• [WHAT TO PRODUCE]
Reproduce every line of the data below without changing anything.

Data items
○ ○ ○ ○

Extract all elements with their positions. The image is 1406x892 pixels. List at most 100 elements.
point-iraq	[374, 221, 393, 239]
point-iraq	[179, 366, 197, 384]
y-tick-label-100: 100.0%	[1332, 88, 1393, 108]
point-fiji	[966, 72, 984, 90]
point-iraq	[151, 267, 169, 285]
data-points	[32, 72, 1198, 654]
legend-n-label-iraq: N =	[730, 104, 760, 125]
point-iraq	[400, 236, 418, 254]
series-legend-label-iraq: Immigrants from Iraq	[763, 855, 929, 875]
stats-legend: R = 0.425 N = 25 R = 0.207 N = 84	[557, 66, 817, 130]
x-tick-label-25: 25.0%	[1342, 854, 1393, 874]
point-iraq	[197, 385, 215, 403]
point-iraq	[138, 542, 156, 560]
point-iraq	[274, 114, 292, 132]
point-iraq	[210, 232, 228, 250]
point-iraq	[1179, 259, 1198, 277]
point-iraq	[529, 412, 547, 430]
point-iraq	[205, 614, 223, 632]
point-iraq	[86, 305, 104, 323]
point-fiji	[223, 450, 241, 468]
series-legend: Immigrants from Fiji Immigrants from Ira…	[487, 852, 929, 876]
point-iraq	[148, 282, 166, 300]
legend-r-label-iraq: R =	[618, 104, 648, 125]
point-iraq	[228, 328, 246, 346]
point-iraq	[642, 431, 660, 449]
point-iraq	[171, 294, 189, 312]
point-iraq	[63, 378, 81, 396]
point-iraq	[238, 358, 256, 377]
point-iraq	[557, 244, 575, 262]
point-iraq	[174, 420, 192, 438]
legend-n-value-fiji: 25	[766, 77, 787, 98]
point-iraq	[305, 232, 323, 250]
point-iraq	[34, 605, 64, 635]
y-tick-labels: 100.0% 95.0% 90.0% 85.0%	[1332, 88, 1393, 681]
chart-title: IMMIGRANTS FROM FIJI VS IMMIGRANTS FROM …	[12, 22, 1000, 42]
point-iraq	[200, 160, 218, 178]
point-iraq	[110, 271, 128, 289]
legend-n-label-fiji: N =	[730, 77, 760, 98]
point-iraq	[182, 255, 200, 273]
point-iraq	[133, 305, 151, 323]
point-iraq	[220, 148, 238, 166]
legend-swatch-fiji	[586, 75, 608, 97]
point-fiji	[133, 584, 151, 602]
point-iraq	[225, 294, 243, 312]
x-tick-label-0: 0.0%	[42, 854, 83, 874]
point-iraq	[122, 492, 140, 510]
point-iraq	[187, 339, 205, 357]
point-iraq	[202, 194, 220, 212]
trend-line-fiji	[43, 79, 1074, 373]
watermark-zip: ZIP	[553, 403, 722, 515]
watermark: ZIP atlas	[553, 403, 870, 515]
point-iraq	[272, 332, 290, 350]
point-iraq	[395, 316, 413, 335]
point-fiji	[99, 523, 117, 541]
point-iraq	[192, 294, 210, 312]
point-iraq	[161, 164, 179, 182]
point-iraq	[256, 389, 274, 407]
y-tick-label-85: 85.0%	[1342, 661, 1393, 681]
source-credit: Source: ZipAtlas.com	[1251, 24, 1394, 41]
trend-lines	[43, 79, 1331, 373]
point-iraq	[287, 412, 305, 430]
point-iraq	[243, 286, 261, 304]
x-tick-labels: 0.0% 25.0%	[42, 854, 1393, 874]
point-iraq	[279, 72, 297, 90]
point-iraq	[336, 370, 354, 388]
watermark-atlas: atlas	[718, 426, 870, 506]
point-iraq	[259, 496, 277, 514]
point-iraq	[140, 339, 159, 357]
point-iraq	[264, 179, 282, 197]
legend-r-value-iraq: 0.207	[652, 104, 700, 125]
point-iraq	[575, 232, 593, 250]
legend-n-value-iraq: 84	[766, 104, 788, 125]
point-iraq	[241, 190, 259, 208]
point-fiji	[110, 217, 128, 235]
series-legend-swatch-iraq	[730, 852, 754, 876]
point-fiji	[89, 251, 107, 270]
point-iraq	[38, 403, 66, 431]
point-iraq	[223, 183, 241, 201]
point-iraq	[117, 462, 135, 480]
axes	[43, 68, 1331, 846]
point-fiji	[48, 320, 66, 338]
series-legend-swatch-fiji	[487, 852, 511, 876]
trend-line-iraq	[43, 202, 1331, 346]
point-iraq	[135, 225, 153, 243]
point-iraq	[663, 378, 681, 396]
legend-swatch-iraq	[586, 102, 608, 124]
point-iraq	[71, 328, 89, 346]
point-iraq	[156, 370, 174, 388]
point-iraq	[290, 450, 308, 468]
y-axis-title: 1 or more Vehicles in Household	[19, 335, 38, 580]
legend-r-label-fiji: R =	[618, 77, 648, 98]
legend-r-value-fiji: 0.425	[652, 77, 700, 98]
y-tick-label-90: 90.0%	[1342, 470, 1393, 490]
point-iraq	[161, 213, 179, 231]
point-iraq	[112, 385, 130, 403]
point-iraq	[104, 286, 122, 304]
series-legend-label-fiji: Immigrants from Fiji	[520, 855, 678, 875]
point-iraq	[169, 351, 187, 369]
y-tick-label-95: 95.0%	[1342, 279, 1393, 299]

○ ○ ○ ○

• [WRITTEN RESPONSE]
Extract all elements with their positions. The image is 1406x892 pixels. List at most 100 elements.
point-iraq	[374, 221, 393, 239]
point-iraq	[179, 366, 197, 384]
y-tick-label-100: 100.0%	[1332, 88, 1393, 108]
point-fiji	[966, 72, 984, 90]
point-iraq	[151, 267, 169, 285]
data-points	[32, 72, 1198, 654]
legend-n-label-iraq: N =	[730, 104, 760, 125]
point-iraq	[400, 236, 418, 254]
series-legend-label-iraq: Immigrants from Iraq	[763, 855, 929, 875]
stats-legend: R = 0.425 N = 25 R = 0.207 N = 84	[557, 66, 817, 130]
x-tick-label-25: 25.0%	[1342, 854, 1393, 874]
point-iraq	[197, 385, 215, 403]
point-iraq	[138, 542, 156, 560]
point-iraq	[274, 114, 292, 132]
point-iraq	[210, 232, 228, 250]
point-iraq	[1179, 259, 1198, 277]
point-iraq	[529, 412, 547, 430]
point-iraq	[205, 614, 223, 632]
point-iraq	[86, 305, 104, 323]
point-fiji	[223, 450, 241, 468]
series-legend: Immigrants from Fiji Immigrants from Ira…	[487, 852, 929, 876]
point-iraq	[148, 282, 166, 300]
legend-r-label-iraq: R =	[618, 104, 648, 125]
point-iraq	[228, 328, 246, 346]
point-iraq	[642, 431, 660, 449]
point-iraq	[171, 294, 189, 312]
point-iraq	[63, 378, 81, 396]
point-iraq	[238, 358, 256, 377]
point-iraq	[557, 244, 575, 262]
point-iraq	[174, 420, 192, 438]
legend-n-value-fiji: 25	[766, 77, 787, 98]
point-iraq	[305, 232, 323, 250]
point-iraq	[34, 605, 64, 635]
y-tick-labels: 100.0% 95.0% 90.0% 85.0%	[1332, 88, 1393, 681]
chart-title: IMMIGRANTS FROM FIJI VS IMMIGRANTS FROM …	[12, 22, 1000, 42]
point-iraq	[200, 160, 218, 178]
point-iraq	[110, 271, 128, 289]
legend-n-label-fiji: N =	[730, 77, 760, 98]
point-iraq	[182, 255, 200, 273]
point-iraq	[133, 305, 151, 323]
point-iraq	[220, 148, 238, 166]
legend-swatch-fiji	[586, 75, 608, 97]
point-fiji	[133, 584, 151, 602]
point-iraq	[225, 294, 243, 312]
x-tick-label-0: 0.0%	[42, 854, 83, 874]
point-iraq	[122, 492, 140, 510]
point-iraq	[187, 339, 205, 357]
point-iraq	[202, 194, 220, 212]
trend-line-fiji	[43, 79, 1074, 373]
watermark-zip: ZIP	[553, 403, 722, 515]
watermark: ZIP atlas	[553, 403, 870, 515]
point-iraq	[272, 332, 290, 350]
point-iraq	[395, 316, 413, 335]
point-fiji	[99, 523, 117, 541]
point-iraq	[192, 294, 210, 312]
point-iraq	[161, 164, 179, 182]
point-iraq	[256, 389, 274, 407]
y-tick-label-85: 85.0%	[1342, 661, 1393, 681]
source-credit: Source: ZipAtlas.com	[1251, 24, 1394, 41]
trend-lines	[43, 79, 1331, 373]
point-iraq	[287, 412, 305, 430]
point-iraq	[243, 286, 261, 304]
x-tick-labels: 0.0% 25.0%	[42, 854, 1393, 874]
point-iraq	[279, 72, 297, 90]
point-iraq	[336, 370, 354, 388]
watermark-atlas: atlas	[718, 426, 870, 506]
point-iraq	[259, 496, 277, 514]
point-iraq	[140, 339, 159, 357]
point-iraq	[264, 179, 282, 197]
legend-r-value-iraq: 0.207	[652, 104, 700, 125]
point-iraq	[575, 232, 593, 250]
legend-n-value-iraq: 84	[766, 104, 788, 125]
point-iraq	[241, 190, 259, 208]
point-fiji	[110, 217, 128, 235]
series-legend-swatch-iraq	[730, 852, 754, 876]
point-fiji	[89, 251, 107, 270]
point-iraq	[38, 403, 66, 431]
point-iraq	[223, 183, 241, 201]
point-iraq	[117, 462, 135, 480]
axes	[43, 68, 1331, 846]
point-fiji	[48, 320, 66, 338]
series-legend-swatch-fiji	[487, 852, 511, 876]
trend-line-iraq	[43, 202, 1331, 346]
point-iraq	[135, 225, 153, 243]
point-iraq	[663, 378, 681, 396]
legend-swatch-iraq	[586, 102, 608, 124]
point-iraq	[71, 328, 89, 346]
point-iraq	[156, 370, 174, 388]
point-iraq	[290, 450, 308, 468]
y-axis-title: 1 or more Vehicles in Household	[19, 335, 38, 580]
legend-r-label-fiji: R =	[618, 77, 648, 98]
legend-r-value-fiji: 0.425	[652, 77, 700, 98]
y-tick-label-90: 90.0%	[1342, 470, 1393, 490]
point-iraq	[161, 213, 179, 231]
point-iraq	[112, 385, 130, 403]
point-iraq	[104, 286, 122, 304]
series-legend-label-fiji: Immigrants from Fiji	[520, 855, 678, 875]
point-iraq	[169, 351, 187, 369]
y-tick-label-95: 95.0%	[1342, 279, 1393, 299]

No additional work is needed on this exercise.